§ **Data provided**

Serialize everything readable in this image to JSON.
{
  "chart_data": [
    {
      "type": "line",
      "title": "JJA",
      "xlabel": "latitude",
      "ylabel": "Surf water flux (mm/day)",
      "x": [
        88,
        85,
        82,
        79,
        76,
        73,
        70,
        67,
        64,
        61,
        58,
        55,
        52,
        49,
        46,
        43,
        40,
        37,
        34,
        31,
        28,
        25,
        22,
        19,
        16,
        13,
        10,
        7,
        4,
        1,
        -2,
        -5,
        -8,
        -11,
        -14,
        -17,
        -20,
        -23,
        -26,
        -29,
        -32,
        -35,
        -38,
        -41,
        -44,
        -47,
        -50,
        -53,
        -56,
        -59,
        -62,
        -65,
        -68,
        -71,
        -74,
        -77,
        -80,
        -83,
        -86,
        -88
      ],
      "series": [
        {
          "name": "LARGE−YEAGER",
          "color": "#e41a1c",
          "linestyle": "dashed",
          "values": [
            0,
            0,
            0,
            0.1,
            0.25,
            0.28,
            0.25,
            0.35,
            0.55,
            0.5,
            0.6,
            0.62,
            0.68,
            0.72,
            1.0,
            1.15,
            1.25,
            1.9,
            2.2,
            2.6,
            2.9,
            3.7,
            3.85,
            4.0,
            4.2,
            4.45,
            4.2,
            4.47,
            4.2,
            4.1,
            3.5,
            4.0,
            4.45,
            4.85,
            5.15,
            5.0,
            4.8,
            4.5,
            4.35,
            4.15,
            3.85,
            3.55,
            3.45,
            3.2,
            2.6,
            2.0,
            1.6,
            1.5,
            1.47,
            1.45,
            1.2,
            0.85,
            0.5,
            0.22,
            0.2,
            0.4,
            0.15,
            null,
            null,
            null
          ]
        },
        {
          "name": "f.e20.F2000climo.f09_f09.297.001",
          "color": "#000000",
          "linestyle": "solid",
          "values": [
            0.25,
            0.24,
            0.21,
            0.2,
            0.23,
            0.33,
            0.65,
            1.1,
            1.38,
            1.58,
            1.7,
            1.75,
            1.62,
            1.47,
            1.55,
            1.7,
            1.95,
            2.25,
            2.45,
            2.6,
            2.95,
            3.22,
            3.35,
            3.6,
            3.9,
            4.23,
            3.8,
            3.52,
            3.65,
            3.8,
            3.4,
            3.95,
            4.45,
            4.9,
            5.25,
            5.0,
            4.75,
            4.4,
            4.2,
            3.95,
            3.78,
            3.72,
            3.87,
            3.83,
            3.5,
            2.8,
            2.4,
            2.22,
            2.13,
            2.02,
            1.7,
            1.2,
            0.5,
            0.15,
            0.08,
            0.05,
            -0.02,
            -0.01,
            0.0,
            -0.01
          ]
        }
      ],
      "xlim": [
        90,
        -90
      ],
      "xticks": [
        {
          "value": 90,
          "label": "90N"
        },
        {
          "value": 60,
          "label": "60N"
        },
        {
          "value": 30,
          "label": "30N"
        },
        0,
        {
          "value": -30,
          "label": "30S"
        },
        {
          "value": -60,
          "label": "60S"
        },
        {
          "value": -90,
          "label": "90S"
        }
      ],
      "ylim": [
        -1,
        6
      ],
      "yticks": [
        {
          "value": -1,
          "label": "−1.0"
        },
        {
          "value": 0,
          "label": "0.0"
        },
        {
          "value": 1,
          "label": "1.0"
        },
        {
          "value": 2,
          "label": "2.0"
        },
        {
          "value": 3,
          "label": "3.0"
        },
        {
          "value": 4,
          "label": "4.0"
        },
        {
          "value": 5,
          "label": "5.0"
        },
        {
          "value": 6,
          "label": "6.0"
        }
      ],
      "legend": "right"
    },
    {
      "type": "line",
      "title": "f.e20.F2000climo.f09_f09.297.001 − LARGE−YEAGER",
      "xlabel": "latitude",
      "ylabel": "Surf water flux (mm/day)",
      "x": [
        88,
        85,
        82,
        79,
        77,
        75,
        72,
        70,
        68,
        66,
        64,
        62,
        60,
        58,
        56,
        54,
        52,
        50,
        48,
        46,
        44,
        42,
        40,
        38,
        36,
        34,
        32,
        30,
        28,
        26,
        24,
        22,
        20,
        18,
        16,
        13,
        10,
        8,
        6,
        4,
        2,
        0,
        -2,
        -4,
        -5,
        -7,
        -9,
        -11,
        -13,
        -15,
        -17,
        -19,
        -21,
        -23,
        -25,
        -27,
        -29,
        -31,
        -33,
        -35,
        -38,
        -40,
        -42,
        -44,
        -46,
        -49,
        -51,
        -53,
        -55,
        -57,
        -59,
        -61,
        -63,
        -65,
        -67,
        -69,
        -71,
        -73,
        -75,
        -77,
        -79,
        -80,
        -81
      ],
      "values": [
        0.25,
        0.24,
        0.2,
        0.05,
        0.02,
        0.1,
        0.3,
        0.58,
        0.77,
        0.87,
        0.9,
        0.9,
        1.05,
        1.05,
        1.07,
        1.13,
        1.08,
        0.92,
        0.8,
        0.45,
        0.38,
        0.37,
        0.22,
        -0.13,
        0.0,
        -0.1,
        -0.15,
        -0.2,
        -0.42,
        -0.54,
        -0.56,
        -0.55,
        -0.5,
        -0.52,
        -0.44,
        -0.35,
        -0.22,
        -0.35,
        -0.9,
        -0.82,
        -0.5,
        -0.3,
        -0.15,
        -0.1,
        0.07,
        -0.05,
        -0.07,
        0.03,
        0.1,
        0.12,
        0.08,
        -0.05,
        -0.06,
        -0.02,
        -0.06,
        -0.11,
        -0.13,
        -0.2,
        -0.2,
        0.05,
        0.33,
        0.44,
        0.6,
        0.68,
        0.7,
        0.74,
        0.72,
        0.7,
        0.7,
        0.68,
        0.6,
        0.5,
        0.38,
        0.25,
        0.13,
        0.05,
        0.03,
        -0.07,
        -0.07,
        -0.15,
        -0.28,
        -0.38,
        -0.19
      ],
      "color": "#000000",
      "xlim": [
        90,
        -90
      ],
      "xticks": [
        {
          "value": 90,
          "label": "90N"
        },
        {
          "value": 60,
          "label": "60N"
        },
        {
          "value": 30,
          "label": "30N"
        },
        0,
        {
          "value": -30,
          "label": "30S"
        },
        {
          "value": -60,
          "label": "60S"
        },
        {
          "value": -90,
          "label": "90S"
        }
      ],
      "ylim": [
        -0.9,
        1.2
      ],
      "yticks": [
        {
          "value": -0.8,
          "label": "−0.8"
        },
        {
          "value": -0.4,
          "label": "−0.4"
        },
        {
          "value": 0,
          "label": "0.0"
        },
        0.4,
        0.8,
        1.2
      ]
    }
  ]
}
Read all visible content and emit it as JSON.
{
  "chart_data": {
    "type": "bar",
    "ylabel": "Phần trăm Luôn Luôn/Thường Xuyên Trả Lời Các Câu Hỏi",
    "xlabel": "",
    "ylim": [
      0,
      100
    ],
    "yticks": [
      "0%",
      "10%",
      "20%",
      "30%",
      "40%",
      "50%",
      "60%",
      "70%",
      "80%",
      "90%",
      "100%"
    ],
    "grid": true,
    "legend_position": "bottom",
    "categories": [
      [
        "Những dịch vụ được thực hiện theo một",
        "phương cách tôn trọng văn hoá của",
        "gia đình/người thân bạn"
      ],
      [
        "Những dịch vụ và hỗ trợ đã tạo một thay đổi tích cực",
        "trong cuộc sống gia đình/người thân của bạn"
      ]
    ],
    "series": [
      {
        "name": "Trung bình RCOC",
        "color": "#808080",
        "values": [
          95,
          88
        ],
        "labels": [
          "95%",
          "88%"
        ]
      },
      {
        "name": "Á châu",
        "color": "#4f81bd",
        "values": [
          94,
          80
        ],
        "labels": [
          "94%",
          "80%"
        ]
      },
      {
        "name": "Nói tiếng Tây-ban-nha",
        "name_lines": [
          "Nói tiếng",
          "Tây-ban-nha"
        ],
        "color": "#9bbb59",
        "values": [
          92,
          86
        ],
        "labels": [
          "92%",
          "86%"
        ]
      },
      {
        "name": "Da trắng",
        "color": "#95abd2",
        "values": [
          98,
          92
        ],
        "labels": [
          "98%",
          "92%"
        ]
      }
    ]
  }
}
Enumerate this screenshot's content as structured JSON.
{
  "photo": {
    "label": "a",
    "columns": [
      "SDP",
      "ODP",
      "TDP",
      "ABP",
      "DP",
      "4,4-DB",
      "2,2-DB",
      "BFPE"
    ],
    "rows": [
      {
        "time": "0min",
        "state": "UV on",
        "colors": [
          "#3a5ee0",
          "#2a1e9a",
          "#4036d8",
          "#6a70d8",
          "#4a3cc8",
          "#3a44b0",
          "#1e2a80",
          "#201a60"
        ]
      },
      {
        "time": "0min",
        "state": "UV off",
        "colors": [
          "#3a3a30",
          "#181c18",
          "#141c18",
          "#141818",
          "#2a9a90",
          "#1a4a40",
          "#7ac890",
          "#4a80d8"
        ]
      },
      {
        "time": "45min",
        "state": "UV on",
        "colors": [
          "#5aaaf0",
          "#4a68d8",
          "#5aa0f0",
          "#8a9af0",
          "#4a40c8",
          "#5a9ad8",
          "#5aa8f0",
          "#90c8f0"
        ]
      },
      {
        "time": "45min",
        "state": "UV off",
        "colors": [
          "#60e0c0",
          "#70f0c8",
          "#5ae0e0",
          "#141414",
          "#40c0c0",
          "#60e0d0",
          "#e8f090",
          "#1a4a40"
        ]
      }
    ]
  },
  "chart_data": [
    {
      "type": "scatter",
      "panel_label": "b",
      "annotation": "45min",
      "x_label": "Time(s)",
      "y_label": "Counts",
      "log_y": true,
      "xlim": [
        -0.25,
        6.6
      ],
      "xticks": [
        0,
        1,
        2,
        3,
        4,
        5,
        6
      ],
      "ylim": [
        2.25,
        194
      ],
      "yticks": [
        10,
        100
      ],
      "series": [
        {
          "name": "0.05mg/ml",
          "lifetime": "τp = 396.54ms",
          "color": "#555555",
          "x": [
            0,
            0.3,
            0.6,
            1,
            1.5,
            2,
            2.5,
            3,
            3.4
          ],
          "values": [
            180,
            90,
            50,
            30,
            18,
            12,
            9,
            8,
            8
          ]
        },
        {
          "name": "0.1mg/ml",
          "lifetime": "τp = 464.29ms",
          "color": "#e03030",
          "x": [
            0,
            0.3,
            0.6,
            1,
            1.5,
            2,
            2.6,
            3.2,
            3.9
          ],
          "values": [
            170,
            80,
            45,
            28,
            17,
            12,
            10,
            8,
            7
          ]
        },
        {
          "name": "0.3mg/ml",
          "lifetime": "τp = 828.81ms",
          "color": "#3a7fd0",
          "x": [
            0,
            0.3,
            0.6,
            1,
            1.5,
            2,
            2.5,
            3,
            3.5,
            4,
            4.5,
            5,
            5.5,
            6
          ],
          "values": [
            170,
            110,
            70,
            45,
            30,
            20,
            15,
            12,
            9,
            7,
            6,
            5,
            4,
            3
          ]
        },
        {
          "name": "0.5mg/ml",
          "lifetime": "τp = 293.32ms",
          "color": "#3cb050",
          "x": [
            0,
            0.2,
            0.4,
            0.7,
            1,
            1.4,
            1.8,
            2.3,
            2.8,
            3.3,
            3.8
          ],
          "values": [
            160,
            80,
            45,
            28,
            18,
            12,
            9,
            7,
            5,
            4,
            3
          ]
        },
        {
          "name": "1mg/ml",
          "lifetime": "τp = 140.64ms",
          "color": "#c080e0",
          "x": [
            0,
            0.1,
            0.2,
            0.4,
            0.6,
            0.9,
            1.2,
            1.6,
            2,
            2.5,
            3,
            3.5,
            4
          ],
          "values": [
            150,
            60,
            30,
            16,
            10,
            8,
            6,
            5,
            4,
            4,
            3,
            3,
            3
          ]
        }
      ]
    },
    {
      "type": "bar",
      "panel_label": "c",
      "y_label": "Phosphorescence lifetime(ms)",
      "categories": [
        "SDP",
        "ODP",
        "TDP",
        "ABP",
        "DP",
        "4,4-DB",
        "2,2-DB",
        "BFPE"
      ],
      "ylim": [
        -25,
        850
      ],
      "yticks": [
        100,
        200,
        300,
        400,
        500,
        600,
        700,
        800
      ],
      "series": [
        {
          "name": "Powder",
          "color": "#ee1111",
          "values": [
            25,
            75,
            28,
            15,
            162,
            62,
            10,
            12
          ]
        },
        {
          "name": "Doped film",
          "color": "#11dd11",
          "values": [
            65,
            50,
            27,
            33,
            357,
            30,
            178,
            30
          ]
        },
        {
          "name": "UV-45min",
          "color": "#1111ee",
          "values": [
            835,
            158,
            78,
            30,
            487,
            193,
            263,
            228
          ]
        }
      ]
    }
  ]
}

§ **Exercise details**
Within the listing above, work out how many lines contain the string "thân", and reply with that number only.

§ **Complete answer**
2